_Given instruction_: Give every entry again, word for word and in full.

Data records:

□ □ □ □

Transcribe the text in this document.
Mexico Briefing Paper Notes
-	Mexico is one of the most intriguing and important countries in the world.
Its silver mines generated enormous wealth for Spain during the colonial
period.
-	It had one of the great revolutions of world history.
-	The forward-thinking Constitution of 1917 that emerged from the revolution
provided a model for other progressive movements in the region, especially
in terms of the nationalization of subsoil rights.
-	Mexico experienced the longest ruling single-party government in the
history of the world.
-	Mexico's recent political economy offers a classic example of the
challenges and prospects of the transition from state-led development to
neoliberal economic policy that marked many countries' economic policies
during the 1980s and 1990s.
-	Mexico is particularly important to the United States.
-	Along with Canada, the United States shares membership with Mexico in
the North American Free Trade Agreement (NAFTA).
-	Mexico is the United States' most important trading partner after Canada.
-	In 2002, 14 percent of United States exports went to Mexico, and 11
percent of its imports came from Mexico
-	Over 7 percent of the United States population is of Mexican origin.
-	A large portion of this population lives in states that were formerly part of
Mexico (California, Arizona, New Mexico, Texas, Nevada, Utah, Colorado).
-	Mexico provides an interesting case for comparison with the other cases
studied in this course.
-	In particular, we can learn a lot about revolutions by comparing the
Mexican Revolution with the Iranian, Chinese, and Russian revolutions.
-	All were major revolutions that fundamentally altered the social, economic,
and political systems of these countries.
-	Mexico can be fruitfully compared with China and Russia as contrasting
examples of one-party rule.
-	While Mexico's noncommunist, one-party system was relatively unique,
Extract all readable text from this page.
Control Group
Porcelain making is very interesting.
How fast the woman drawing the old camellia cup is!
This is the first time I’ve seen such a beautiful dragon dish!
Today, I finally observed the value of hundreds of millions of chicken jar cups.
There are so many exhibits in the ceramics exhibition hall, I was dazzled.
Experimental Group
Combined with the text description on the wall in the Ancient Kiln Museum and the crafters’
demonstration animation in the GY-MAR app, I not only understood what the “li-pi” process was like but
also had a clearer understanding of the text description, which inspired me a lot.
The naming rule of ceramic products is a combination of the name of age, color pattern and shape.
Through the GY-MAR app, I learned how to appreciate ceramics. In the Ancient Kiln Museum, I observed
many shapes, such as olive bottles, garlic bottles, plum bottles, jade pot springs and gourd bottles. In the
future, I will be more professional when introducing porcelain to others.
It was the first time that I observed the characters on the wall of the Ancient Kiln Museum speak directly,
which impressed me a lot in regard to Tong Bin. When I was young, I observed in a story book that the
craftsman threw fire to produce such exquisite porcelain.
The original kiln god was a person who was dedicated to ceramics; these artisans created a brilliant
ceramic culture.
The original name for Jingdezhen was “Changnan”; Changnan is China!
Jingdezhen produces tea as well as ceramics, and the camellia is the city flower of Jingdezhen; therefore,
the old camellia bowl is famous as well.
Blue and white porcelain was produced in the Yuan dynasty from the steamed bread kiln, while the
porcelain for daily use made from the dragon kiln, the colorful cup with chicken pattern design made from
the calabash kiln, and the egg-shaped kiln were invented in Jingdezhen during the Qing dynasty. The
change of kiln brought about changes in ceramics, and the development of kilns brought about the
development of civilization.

□ □ □ □

_Response to this task_:
Transcribe the text in this document.
Mexico Briefing Paper Notes
-	Mexico is one of the most intriguing and important countries in the world.
Its silver mines generated enormous wealth for Spain during the colonial
period.
-	It had one of the great revolutions of world history.
-	The forward-thinking Constitution of 1917 that emerged from the revolution
provided a model for other progressive movements in the region, especially
in terms of the nationalization of subsoil rights.
-	Mexico experienced the longest ruling single-party government in the
history of the world.
-	Mexico's recent political economy offers a classic example of the
challenges and prospects of the transition from state-led development to
neoliberal economic policy that marked many countries' economic policies
during the 1980s and 1990s.
-	Mexico is particularly important to the United States.
-	Along with Canada, the United States shares membership with Mexico in
the North American Free Trade Agreement (NAFTA).
-	Mexico is the United States' most important trading partner after Canada.
-	In 2002, 14 percent of United States exports went to Mexico, and 11
percent of its imports came from Mexico
-	Over 7 percent of the United States population is of Mexican origin.
-	A large portion of this population lives in states that were formerly part of
Mexico (California, Arizona, New Mexico, Texas, Nevada, Utah, Colorado).
-	Mexico provides an interesting case for comparison with the other cases
studied in this course.
-	In particular, we can learn a lot about revolutions by comparing the
Mexican Revolution with the Iranian, Chinese, and Russian revolutions.
-	All were major revolutions that fundamentally altered the social, economic,
and political systems of these countries.
-	Mexico can be fruitfully compared with China and Russia as contrasting
examples of one-party rule.
-	While Mexico's noncommunist, one-party system was relatively unique,
Extract all readable text from this page.
Control Group
Porcelain making is very interesting.
How fast the woman drawing the old camellia cup is!
This is the first time I’ve seen such a beautiful dragon dish!
Today, I finally observed the value of hundreds of millions of chicken jar cups.
There are so many exhibits in the ceramics exhibition hall, I was dazzled.
Experimental Group
Combined with the text description on the wall in the Ancient Kiln Museum and the crafters’
demonstration animation in the GY-MAR app, I not only understood what the “li-pi” process was like but
also had a clearer understanding of the text description, which inspired me a lot.
The naming rule of ceramic products is a combination of the name of age, color pattern and shape.
Through the GY-MAR app, I learned how to appreciate ceramics. In the Ancient Kiln Museum, I observed
many shapes, such as olive bottles, garlic bottles, plum bottles, jade pot springs and gourd bottles. In the
future, I will be more professional when introducing porcelain to others.
It was the first time that I observed the characters on the wall of the Ancient Kiln Museum speak directly,
which impressed me a lot in regard to Tong Bin. When I was young, I observed in a story book that the
craftsman threw fire to produce such exquisite porcelain.
The original kiln god was a person who was dedicated to ceramics; these artisans created a brilliant
ceramic culture.
The original name for Jingdezhen was “Changnan”; Changnan is China!
Jingdezhen produces tea as well as ceramics, and the camellia is the city flower of Jingdezhen; therefore,
the old camellia bowl is famous as well.
Blue and white porcelain was produced in the Yuan dynasty from the steamed bread kiln, while the
porcelain for daily use made from the dragon kiln, the colorful cup with chicken pattern design made from
the calabash kiln, and the egg-shaped kiln were invented in Jingdezhen during the Qing dynasty. The
change of kiln brought about changes in ceramics, and the development of kilns brought about the
development of civilization.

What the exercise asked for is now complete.